**What you will do**
Can the data below be set down again exactly, line for line?

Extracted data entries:
● ● ● ●
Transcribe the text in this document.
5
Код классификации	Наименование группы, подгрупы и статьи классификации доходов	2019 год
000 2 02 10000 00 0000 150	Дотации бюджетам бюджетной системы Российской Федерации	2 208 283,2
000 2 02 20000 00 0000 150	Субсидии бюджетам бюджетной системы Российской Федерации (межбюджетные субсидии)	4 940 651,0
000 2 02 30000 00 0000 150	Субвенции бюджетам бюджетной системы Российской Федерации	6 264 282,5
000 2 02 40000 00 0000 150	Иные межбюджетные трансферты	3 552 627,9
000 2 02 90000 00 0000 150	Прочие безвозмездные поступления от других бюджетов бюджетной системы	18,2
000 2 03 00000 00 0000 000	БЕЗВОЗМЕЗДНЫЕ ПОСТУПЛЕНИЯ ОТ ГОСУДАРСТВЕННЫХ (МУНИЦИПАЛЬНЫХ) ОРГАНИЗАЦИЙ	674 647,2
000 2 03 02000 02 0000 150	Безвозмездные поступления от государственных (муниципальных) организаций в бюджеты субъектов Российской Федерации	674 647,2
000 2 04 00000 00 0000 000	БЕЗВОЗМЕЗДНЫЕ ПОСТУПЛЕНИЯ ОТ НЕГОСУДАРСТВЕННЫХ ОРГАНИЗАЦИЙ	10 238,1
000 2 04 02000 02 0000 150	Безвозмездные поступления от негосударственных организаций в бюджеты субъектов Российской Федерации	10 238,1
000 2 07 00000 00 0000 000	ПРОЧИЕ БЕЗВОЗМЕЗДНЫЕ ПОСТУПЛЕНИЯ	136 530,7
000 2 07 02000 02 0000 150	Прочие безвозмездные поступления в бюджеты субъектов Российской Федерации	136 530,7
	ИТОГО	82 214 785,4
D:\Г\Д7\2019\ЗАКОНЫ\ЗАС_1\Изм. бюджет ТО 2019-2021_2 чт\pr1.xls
● ● ● ●
**Expected output**
Transcribe the text in this document.
5
Код классификации	Наименование группы, подгрупы и статьи классификации доходов	2019 год
000 2 02 10000 00 0000 150	Дотации бюджетам бюджетной системы Российской Федерации	2 208 283,2
000 2 02 20000 00 0000 150	Субсидии бюджетам бюджетной системы Российской Федерации (межбюджетные субсидии)	4 940 651,0
000 2 02 30000 00 0000 150	Субвенции бюджетам бюджетной системы Российской Федерации	6 264 282,5
000 2 02 40000 00 0000 150	Иные межбюджетные трансферты	3 552 627,9
000 2 02 90000 00 0000 150	Прочие безвозмездные поступления от других бюджетов бюджетной системы	18,2
000 2 03 00000 00 0000 000	БЕЗВОЗМЕЗДНЫЕ ПОСТУПЛЕНИЯ ОТ ГОСУДАРСТВЕННЫХ (МУНИЦИПАЛЬНЫХ) ОРГАНИЗАЦИЙ	674 647,2
000 2 03 02000 02 0000 150	Безвозмездные поступления от государственных (муниципальных) организаций в бюджеты субъектов Российской Федерации	674 647,2
000 2 04 00000 00 0000 000	БЕЗВОЗМЕЗДНЫЕ ПОСТУПЛЕНИЯ ОТ НЕГОСУДАРСТВЕННЫХ ОРГАНИЗАЦИЙ	10 238,1
000 2 04 02000 02 0000 150	Безвозмездные поступления от негосударственных организаций в бюджеты субъектов Российской Федерации	10 238,1
000 2 07 00000 00 0000 000	ПРОЧИЕ БЕЗВОЗМЕЗДНЫЕ ПОСТУПЛЕНИЯ	136 530,7
000 2 07 02000 02 0000 150	Прочие безвозмездные поступления в бюджеты субъектов Российской Федерации	136 530,7
	ИТОГО	82 214 785,4
D:\Г\Д7\2019\ЗАКОНЫ\ЗАС_1\Изм. бюджет ТО 2019-2021_2 чт\pr1.xls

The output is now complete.